***** Material supplied

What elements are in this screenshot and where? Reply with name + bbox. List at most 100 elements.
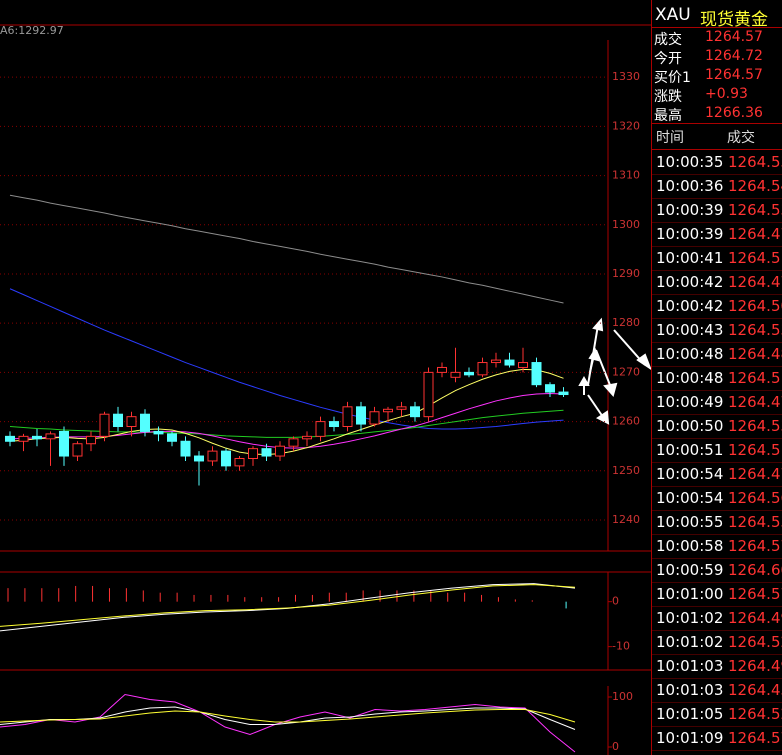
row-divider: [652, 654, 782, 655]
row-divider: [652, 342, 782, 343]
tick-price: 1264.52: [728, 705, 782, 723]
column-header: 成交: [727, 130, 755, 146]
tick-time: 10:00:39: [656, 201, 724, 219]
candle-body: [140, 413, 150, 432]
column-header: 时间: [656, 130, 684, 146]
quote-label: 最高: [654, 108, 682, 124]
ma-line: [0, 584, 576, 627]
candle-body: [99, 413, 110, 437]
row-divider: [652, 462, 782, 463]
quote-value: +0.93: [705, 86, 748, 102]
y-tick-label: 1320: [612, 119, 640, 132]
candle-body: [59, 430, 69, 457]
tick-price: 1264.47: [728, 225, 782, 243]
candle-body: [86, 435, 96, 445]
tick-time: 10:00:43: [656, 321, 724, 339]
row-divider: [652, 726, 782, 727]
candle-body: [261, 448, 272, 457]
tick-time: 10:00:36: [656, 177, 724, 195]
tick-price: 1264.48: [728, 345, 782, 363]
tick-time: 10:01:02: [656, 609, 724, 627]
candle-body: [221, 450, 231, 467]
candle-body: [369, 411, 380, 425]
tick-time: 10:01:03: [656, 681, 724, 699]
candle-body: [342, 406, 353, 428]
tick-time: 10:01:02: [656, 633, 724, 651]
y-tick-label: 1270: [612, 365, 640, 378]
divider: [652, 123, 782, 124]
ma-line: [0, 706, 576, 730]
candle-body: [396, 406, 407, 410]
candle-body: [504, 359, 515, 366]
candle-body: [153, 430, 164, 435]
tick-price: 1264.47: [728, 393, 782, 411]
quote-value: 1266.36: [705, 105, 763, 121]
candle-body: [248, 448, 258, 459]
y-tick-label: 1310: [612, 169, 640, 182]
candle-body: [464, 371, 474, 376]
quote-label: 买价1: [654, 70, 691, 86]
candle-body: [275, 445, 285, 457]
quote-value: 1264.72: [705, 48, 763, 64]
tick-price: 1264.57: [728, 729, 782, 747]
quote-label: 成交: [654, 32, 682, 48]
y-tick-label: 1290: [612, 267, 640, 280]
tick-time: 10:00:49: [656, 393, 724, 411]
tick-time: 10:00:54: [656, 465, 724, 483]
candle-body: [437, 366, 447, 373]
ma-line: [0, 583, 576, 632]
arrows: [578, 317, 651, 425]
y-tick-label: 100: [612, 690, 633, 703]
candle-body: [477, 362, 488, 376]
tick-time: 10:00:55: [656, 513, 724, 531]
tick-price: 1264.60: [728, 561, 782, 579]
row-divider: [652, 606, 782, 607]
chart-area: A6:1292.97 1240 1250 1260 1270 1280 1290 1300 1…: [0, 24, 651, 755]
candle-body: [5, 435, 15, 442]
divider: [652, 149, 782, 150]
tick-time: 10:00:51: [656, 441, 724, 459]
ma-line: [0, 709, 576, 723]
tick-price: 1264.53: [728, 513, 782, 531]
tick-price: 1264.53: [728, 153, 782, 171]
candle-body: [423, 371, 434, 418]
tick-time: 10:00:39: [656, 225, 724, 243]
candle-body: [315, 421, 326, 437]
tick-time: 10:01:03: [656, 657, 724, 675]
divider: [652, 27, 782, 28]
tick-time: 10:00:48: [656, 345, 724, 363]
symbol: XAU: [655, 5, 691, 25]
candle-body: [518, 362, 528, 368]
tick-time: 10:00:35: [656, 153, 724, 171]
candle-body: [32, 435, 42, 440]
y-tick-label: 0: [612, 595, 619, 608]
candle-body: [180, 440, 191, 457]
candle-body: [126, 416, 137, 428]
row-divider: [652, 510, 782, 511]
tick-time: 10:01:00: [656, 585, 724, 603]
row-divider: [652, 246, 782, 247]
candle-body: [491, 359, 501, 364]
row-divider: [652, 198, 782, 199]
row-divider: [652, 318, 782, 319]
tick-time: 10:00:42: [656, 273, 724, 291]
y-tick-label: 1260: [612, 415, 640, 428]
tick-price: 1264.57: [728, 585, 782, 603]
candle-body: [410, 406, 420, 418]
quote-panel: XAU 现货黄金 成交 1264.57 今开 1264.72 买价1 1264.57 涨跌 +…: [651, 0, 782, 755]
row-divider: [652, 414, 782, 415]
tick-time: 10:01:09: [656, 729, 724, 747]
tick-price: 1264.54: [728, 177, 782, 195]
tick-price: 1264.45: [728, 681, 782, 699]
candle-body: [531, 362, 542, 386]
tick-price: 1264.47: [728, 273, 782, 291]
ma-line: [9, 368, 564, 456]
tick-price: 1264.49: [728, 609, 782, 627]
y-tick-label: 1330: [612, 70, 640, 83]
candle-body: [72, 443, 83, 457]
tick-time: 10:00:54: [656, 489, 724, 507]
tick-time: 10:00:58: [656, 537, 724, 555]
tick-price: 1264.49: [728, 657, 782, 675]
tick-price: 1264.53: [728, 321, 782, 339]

**********

Job: Reproduce the lines above character for character, starting at the line with "row-divider: [652, 654, 782, 655]" and continuing up to and including the line with "candle-body: [153, 430, 164, 435]".

Complete response:
row-divider: [652, 654, 782, 655]
row-divider: [652, 342, 782, 343]
tick-price: 1264.52: [728, 705, 782, 723]
column-header: 成交: [727, 130, 755, 146]
tick-time: 10:00:39: [656, 201, 724, 219]
candle-body: [140, 413, 150, 432]
column-header: 时间: [656, 130, 684, 146]
quote-label: 最高: [654, 108, 682, 124]
ma-line: [0, 584, 576, 627]
candle-body: [99, 413, 110, 437]
row-divider: [652, 462, 782, 463]
quote-value: +0.93: [705, 86, 748, 102]
y-tick-label: 1320: [612, 119, 640, 132]
candle-body: [59, 430, 69, 457]
tick-price: 1264.47: [728, 225, 782, 243]
candle-body: [86, 435, 96, 445]
tick-time: 10:00:43: [656, 321, 724, 339]
row-divider: [652, 726, 782, 727]
candle-body: [261, 448, 272, 457]
tick-time: 10:00:36: [656, 177, 724, 195]
tick-price: 1264.48: [728, 345, 782, 363]
tick-time: 10:01:02: [656, 609, 724, 627]
candle-body: [221, 450, 231, 467]
candle-body: [369, 411, 380, 425]
tick-time: 10:01:03: [656, 681, 724, 699]
candle-body: [342, 406, 353, 428]
tick-time: 10:01:02: [656, 633, 724, 651]
y-tick-label: 1270: [612, 365, 640, 378]
divider: [652, 123, 782, 124]
ma-line: [0, 706, 576, 730]
candle-body: [396, 406, 407, 410]
candle-body: [504, 359, 515, 366]
candle-body: [153, 430, 164, 435]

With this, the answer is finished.